Please copy all the lines that follow, word for word.

#####

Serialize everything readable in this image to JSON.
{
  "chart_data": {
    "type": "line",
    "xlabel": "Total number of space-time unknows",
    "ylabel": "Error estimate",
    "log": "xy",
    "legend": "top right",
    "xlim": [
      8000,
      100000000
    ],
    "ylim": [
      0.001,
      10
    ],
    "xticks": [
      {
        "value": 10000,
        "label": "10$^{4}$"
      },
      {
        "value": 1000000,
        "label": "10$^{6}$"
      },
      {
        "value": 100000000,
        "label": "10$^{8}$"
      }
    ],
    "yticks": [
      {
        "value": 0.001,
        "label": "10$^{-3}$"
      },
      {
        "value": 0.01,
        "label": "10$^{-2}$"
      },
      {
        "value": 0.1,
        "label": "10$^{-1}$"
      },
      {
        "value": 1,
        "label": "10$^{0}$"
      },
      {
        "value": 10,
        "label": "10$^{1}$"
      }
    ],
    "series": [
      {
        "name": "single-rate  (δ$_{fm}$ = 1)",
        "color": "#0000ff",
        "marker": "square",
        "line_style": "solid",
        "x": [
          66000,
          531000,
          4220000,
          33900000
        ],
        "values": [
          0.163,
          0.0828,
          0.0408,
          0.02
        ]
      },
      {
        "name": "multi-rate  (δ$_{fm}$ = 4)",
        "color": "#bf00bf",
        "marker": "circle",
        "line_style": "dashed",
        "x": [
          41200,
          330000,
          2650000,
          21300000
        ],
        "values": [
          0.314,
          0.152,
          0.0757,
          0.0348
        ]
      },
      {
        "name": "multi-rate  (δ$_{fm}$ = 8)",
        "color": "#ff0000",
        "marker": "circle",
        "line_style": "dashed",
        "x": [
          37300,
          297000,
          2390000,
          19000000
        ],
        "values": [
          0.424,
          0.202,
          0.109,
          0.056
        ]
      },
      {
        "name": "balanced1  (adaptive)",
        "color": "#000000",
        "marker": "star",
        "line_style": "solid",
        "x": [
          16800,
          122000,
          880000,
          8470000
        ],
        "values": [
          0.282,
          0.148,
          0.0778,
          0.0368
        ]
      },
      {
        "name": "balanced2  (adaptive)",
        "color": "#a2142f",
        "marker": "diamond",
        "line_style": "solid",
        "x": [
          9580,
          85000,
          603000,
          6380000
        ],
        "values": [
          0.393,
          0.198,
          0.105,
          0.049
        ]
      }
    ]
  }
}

#####

■ Expected answer ■
Serialize everything readable in this image to JSON.
{
  "chart_data": {
    "type": "line",
    "xlabel": "Total number of space-time unknows",
    "ylabel": "Error estimate",
    "log": "xy",
    "legend": "top right",
    "xlim": [
      8000,
      100000000
    ],
    "ylim": [
      0.001,
      10
    ],
    "xticks": [
      {
        "value": 10000,
        "label": "10$^{4}$"
      },
      {
        "value": 1000000,
        "label": "10$^{6}$"
      },
      {
        "value": 100000000,
        "label": "10$^{8}$"
      }
    ],
    "yticks": [
      {
        "value": 0.001,
        "label": "10$^{-3}$"
      },
      {
        "value": 0.01,
        "label": "10$^{-2}$"
      },
      {
        "value": 0.1,
        "label": "10$^{-1}$"
      },
      {
        "value": 1,
        "label": "10$^{0}$"
      },
      {
        "value": 10,
        "label": "10$^{1}$"
      }
    ],
    "series": [
      {
        "name": "single-rate  (δ$_{fm}$ = 1)",
        "color": "#0000ff",
        "marker": "square",
        "line_style": "solid",
        "x": [
          66000,
          531000,
          4220000,
          33900000
        ],
        "values": [
          0.163,
          0.0828,
          0.0408,
          0.02
        ]
      },
      {
        "name": "multi-rate  (δ$_{fm}$ = 4)",
        "color": "#bf00bf",
        "marker": "circle",
        "line_style": "dashed",
        "x": [
          41200,
          330000,
          2650000,
          21300000
        ],
        "values": [
          0.314,
          0.152,
          0.0757,
          0.0348
        ]
      },
      {
        "name": "multi-rate  (δ$_{fm}$ = 8)",
        "color": "#ff0000",
        "marker": "circle",
        "line_style": "dashed",
        "x": [
          37300,
          297000,
          2390000,
          19000000
        ],
        "values": [
          0.424,
          0.202,
          0.109,
          0.056
        ]
      },
      {
        "name": "balanced1  (adaptive)",
        "color": "#000000",
        "marker": "star",
        "line_style": "solid",
        "x": [
          16800,
          122000,
          880000,
          8470000
        ],
        "values": [
          0.282,
          0.148,
          0.0778,
          0.0368
        ]
      },
      {
        "name": "balanced2  (adaptive)",
        "color": "#a2142f",
        "marker": "diamond",
        "line_style": "solid",
        "x": [
          9580,
          85000,
          603000,
          6380000
        ],
        "values": [
          0.393,
          0.198,
          0.105,
          0.049
        ]
      }
    ]
  }
}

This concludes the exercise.